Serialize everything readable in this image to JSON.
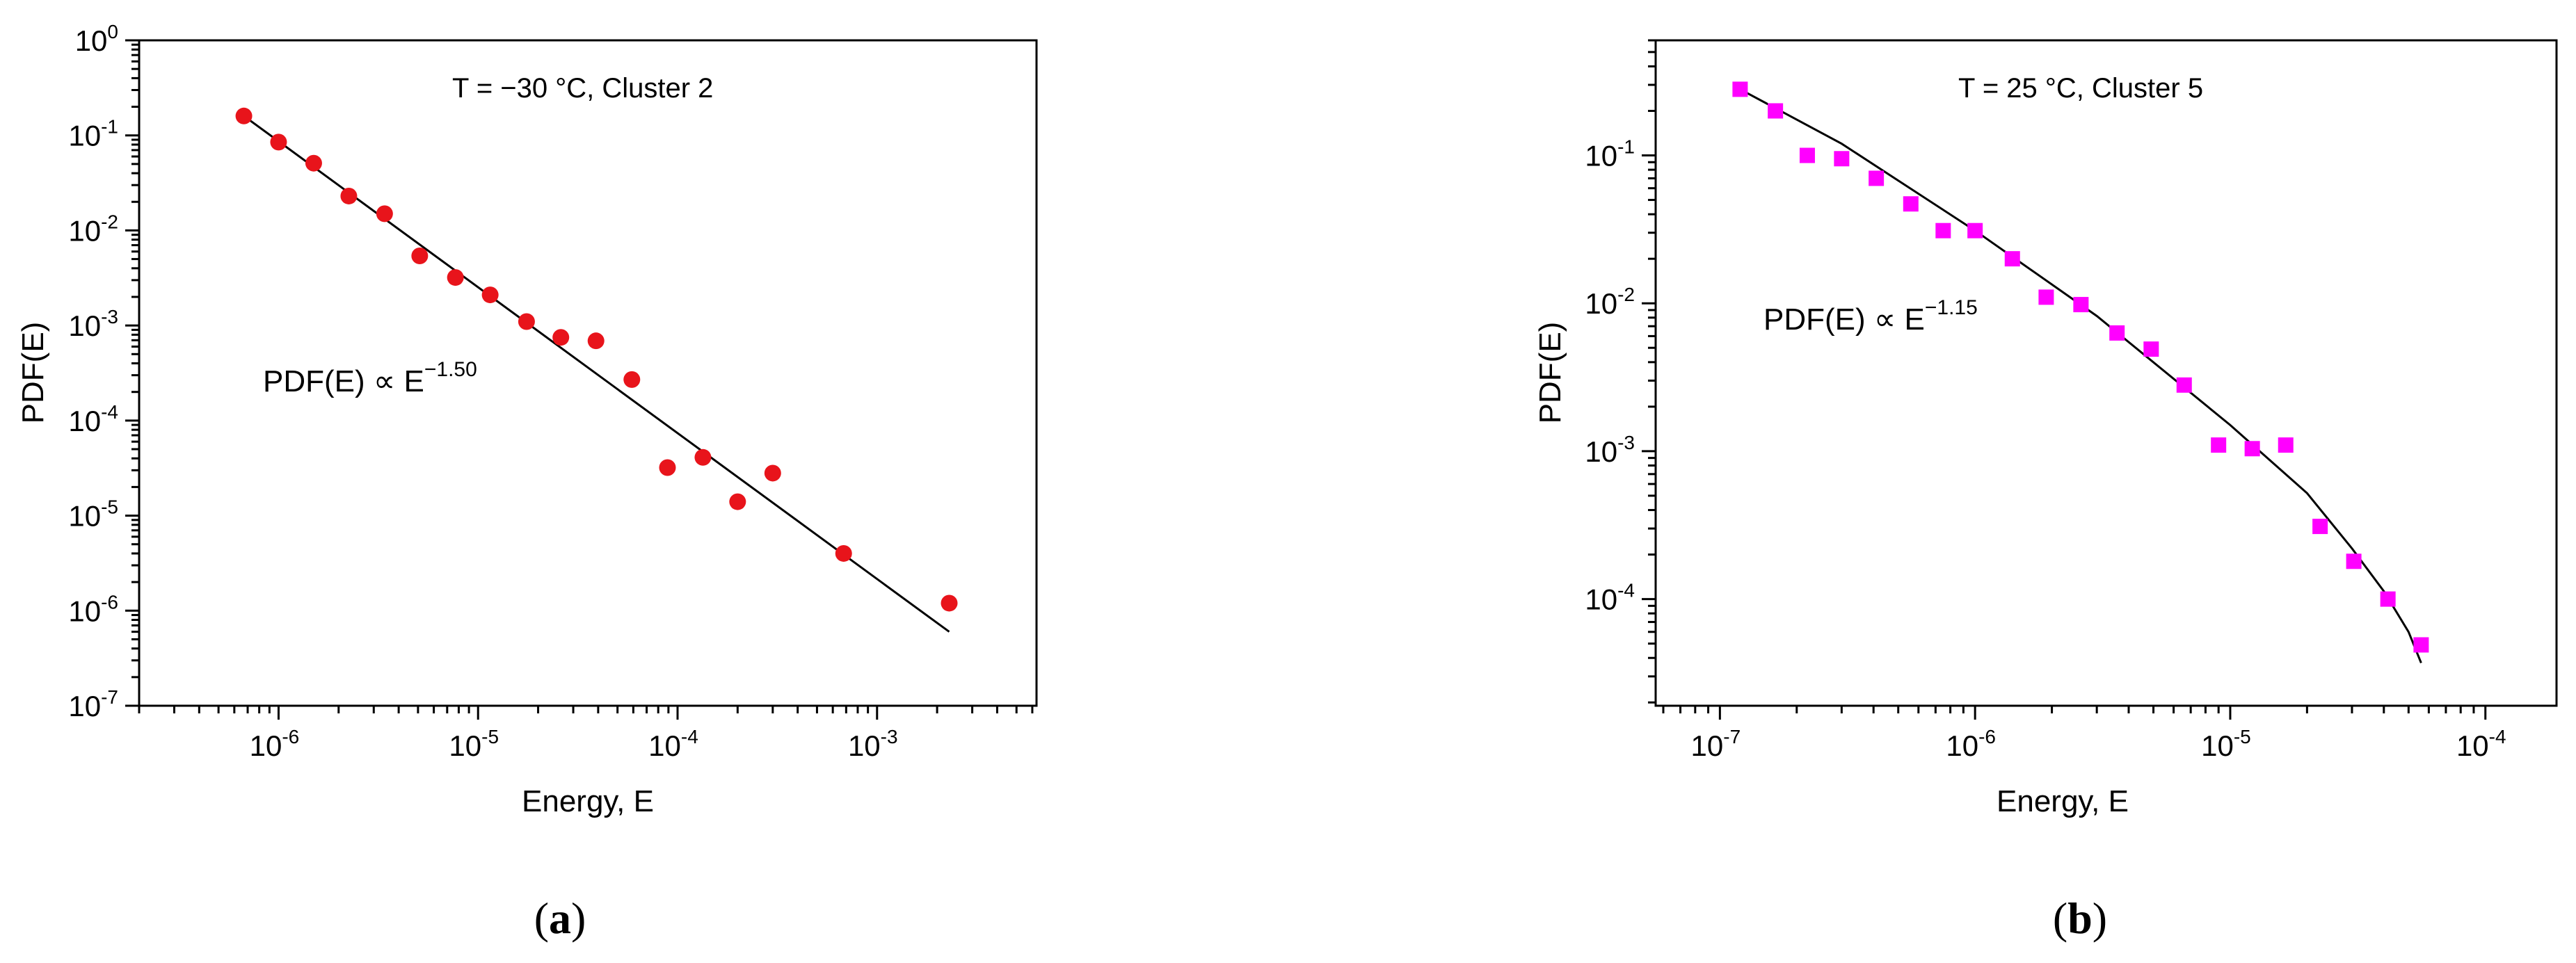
{
  "figure": {
    "captions": [
      {
        "open": "(",
        "letter": "a",
        "close": ")"
      },
      {
        "open": "(",
        "letter": "b",
        "close": ")"
      }
    ]
  },
  "chart_data": [
    {
      "type": "scatter",
      "panel": "a",
      "annotation": "T = −30 °C, Cluster 2",
      "equation": {
        "text": "PDF(E) ∝ E",
        "exponent": "−1.50"
      },
      "xlabel": "Energy, E",
      "ylabel": "PDF(E)",
      "x_scale": "log",
      "y_scale": "log",
      "xlim": [
        2e-07,
        0.0063
      ],
      "ylim": [
        1e-07,
        1
      ],
      "x_ticks": [
        {
          "base": "10",
          "exp": "-6",
          "value": 1e-06
        },
        {
          "base": "10",
          "exp": "-5",
          "value": 1e-05
        },
        {
          "base": "10",
          "exp": "-4",
          "value": 0.0001
        },
        {
          "base": "10",
          "exp": "-3",
          "value": 0.001
        }
      ],
      "y_ticks": [
        {
          "base": "10",
          "exp": "0",
          "value": 1
        },
        {
          "base": "10",
          "exp": "-1",
          "value": 0.1
        },
        {
          "base": "10",
          "exp": "-2",
          "value": 0.01
        },
        {
          "base": "10",
          "exp": "-3",
          "value": 0.001
        },
        {
          "base": "10",
          "exp": "-4",
          "value": 0.0001
        },
        {
          "base": "10",
          "exp": "-5",
          "value": 1e-05
        },
        {
          "base": "10",
          "exp": "-6",
          "value": 1e-06
        },
        {
          "base": "10",
          "exp": "-7",
          "value": 1e-07
        }
      ],
      "marker": "circle",
      "marker_color": "#e8141b",
      "series": [
        {
          "x": [
            6.7e-07,
            1e-06,
            1.5e-06,
            2.25e-06,
            3.4e-06,
            5.1e-06,
            7.7e-06,
            1.15e-05,
            1.75e-05,
            2.6e-05,
            3.9e-05,
            5.9e-05,
            8.9e-05,
            0.000134,
            0.0002,
            0.0003,
            0.00068,
            0.0023
          ],
          "y": [
            0.16,
            0.085,
            0.051,
            0.023,
            0.015,
            0.0054,
            0.0032,
            0.0021,
            0.0011,
            0.00075,
            0.00069,
            0.00027,
            3.2e-05,
            4.1e-05,
            1.4e-05,
            2.8e-05,
            4e-06,
            1.2e-06
          ]
        }
      ],
      "fit": {
        "exponent": -1.5,
        "x": [
          6.7e-07,
          0.0023
        ],
        "y": [
          0.16,
          6e-07
        ]
      }
    },
    {
      "type": "scatter",
      "panel": "b",
      "annotation": "T = 25 °C, Cluster 5",
      "equation": {
        "text": "PDF(E) ∝ E",
        "exponent": "−1.15"
      },
      "xlabel": "Energy, E",
      "ylabel": "PDF(E)",
      "x_scale": "log",
      "y_scale": "log",
      "xlim": [
        5.6e-08,
        0.00019
      ],
      "ylim": [
        1.9e-05,
        0.6
      ],
      "x_ticks": [
        {
          "base": "10",
          "exp": "-7",
          "value": 1e-07
        },
        {
          "base": "10",
          "exp": "-6",
          "value": 1e-06
        },
        {
          "base": "10",
          "exp": "-5",
          "value": 1e-05
        },
        {
          "base": "10",
          "exp": "-4",
          "value": 0.0001
        }
      ],
      "y_ticks": [
        {
          "base": "10",
          "exp": "-1",
          "value": 0.1
        },
        {
          "base": "10",
          "exp": "-2",
          "value": 0.01
        },
        {
          "base": "10",
          "exp": "-3",
          "value": 0.001
        },
        {
          "base": "10",
          "exp": "-4",
          "value": 0.0001
        }
      ],
      "marker": "square",
      "marker_color": "#ff00ff",
      "series": [
        {
          "x": [
            1.2e-07,
            1.65e-07,
            2.2e-07,
            3e-07,
            4.1e-07,
            5.6e-07,
            7.5e-07,
            1e-06,
            1.4e-06,
            1.9e-06,
            2.6e-06,
            3.6e-06,
            4.9e-06,
            6.6e-06,
            9e-06,
            1.22e-05,
            1.65e-05,
            2.25e-05,
            3.05e-05,
            4.15e-05,
            5.6e-05
          ],
          "y": [
            0.28,
            0.2,
            0.1,
            0.095,
            0.07,
            0.047,
            0.031,
            0.031,
            0.02,
            0.011,
            0.0098,
            0.0063,
            0.0049,
            0.0028,
            0.0011,
            0.00104,
            0.0011,
            0.00031,
            0.00018,
            0.0001,
            4.9e-05
          ]
        }
      ],
      "fit": {
        "exponent": -1.15,
        "x": [
          1.2e-07,
          3e-07,
          1e-06,
          3e-06,
          1e-05,
          2e-05,
          3e-05,
          4e-05,
          5e-05,
          5.6e-05
        ],
        "y": [
          0.28,
          0.12,
          0.031,
          0.0082,
          0.0015,
          0.00052,
          0.00022,
          0.000113,
          6e-05,
          3.7e-05
        ]
      }
    }
  ]
}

──────

• Written problem: Using the records above, pull out each line where the word "Cluster" occurs.

• In response:
      "annotation": "T = −30 °C, Cluster 2",
      "annotation": "T = 25 °C, Cluster 5",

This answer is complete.